WHAT THE TASK ASKS
Lines containing the word "point" should be extracted in full.

THE RECORDS
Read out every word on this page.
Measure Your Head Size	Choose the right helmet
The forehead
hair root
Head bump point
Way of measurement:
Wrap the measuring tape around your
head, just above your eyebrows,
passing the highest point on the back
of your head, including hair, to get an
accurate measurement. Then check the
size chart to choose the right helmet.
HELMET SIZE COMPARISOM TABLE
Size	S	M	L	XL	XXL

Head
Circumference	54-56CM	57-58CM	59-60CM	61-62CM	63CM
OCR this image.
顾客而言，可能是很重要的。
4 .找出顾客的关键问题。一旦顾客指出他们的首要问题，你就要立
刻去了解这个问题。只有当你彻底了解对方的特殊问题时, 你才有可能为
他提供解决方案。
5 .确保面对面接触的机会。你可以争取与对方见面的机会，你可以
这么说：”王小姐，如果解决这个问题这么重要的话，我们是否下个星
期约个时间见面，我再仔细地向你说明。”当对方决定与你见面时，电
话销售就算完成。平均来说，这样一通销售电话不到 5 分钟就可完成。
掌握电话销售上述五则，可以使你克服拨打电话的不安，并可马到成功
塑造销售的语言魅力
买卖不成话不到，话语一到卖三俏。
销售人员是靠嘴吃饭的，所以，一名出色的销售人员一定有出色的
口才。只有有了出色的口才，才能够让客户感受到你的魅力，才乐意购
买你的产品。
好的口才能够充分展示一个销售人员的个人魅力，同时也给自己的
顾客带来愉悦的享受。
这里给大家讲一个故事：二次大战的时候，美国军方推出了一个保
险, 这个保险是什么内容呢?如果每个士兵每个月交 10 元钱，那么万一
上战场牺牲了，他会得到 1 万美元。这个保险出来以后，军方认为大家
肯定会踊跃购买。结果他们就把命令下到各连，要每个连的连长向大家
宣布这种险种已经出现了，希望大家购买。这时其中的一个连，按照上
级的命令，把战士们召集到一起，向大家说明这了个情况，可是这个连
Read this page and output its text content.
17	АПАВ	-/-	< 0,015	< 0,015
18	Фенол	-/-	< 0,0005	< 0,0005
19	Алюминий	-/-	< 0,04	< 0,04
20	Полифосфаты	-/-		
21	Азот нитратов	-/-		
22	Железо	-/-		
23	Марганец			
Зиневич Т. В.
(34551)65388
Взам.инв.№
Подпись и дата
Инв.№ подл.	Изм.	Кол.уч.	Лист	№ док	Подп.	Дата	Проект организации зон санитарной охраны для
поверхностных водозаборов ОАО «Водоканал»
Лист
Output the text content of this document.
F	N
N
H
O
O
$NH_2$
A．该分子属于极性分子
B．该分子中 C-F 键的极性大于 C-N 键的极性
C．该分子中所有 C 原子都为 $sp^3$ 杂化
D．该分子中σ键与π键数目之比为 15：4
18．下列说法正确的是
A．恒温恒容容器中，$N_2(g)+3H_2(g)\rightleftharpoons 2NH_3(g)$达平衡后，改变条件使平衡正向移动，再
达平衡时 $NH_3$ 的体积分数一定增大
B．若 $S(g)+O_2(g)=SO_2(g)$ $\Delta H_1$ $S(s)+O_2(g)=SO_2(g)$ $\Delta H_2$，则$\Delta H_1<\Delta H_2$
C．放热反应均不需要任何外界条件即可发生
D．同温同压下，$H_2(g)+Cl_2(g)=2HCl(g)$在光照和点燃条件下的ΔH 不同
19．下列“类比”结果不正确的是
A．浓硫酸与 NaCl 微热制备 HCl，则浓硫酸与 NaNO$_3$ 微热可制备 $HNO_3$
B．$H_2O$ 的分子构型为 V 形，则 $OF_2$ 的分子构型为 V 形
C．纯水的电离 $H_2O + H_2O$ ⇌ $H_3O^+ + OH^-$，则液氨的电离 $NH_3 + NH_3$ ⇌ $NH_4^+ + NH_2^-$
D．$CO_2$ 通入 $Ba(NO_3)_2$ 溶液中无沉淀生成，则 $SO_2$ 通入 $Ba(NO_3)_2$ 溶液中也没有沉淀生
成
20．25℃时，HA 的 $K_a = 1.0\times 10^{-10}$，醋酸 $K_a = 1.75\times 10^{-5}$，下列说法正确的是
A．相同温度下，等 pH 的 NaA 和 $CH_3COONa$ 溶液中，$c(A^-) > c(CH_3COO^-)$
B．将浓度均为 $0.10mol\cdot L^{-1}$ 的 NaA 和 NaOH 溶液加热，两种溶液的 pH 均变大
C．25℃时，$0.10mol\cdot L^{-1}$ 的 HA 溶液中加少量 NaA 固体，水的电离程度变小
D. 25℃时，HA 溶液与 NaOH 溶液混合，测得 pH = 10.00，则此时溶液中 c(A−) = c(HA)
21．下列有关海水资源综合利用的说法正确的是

EXERCISE SOLUTION
Head bump point
passing the highest point on the back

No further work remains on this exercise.